WHAT YOU HAVE TO DO: Print all the records exactly, please.

[start SUPPLIED INFORMATION]

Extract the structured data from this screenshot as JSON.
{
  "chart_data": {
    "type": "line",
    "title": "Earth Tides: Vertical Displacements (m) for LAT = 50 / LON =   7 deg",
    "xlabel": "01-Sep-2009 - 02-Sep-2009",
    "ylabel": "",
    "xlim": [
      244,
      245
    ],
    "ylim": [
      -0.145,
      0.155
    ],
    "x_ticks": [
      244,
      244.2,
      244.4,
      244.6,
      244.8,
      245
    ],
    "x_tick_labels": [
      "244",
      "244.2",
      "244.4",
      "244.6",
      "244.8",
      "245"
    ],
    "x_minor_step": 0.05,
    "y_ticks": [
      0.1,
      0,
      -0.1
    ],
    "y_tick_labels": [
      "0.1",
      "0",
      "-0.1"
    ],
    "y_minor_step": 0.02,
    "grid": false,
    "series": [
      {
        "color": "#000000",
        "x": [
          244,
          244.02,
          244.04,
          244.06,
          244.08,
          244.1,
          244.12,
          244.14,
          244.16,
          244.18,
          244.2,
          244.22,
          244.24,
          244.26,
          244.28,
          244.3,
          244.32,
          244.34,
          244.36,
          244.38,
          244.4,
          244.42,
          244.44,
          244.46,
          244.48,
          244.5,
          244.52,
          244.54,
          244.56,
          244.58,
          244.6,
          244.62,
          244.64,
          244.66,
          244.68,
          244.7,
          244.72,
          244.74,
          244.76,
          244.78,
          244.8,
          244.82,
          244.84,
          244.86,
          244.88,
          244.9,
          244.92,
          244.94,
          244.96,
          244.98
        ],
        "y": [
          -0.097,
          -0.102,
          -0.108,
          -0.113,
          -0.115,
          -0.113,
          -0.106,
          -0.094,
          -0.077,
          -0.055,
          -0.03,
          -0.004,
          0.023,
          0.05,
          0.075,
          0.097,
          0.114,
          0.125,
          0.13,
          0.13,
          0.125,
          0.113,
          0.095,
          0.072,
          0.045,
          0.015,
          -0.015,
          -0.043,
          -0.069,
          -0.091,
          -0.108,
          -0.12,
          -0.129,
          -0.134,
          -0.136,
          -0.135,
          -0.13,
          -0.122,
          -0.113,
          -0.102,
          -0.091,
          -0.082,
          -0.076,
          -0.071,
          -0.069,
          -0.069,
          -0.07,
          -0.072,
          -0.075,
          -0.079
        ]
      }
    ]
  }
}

[end SUPPLIED INFORMATION]

EXPECTED OUTPUT:
Extract the structured data from this screenshot as JSON.
{
  "chart_data": {
    "type": "line",
    "title": "Earth Tides: Vertical Displacements (m) for LAT = 50 / LON =   7 deg",
    "xlabel": "01-Sep-2009 - 02-Sep-2009",
    "ylabel": "",
    "xlim": [
      244,
      245
    ],
    "ylim": [
      -0.145,
      0.155
    ],
    "x_ticks": [
      244,
      244.2,
      244.4,
      244.6,
      244.8,
      245
    ],
    "x_tick_labels": [
      "244",
      "244.2",
      "244.4",
      "244.6",
      "244.8",
      "245"
    ],
    "x_minor_step": 0.05,
    "y_ticks": [
      0.1,
      0,
      -0.1
    ],
    "y_tick_labels": [
      "0.1",
      "0",
      "-0.1"
    ],
    "y_minor_step": 0.02,
    "grid": false,
    "series": [
      {
        "color": "#000000",
        "x": [
          244,
          244.02,
          244.04,
          244.06,
          244.08,
          244.1,
          244.12,
          244.14,
          244.16,
          244.18,
          244.2,
          244.22,
          244.24,
          244.26,
          244.28,
          244.3,
          244.32,
          244.34,
          244.36,
          244.38,
          244.4,
          244.42,
          244.44,
          244.46,
          244.48,
          244.5,
          244.52,
          244.54,
          244.56,
          244.58,
          244.6,
          244.62,
          244.64,
          244.66,
          244.68,
          244.7,
          244.72,
          244.74,
          244.76,
          244.78,
          244.8,
          244.82,
          244.84,
          244.86,
          244.88,
          244.9,
          244.92,
          244.94,
          244.96,
          244.98
        ],
        "y": [
          -0.097,
          -0.102,
          -0.108,
          -0.113,
          -0.115,
          -0.113,
          -0.106,
          -0.094,
          -0.077,
          -0.055,
          -0.03,
          -0.004,
          0.023,
          0.05,
          0.075,
          0.097,
          0.114,
          0.125,
          0.13,
          0.13,
          0.125,
          0.113,
          0.095,
          0.072,
          0.045,
          0.015,
          -0.015,
          -0.043,
          -0.069,
          -0.091,
          -0.108,
          -0.12,
          -0.129,
          -0.134,
          -0.136,
          -0.135,
          -0.13,
          -0.122,
          -0.113,
          -0.102,
          -0.091,
          -0.082,
          -0.076,
          -0.071,
          -0.069,
          -0.069,
          -0.07,
          -0.072,
          -0.075,
          -0.079
        ]
      }
    ]
  }
}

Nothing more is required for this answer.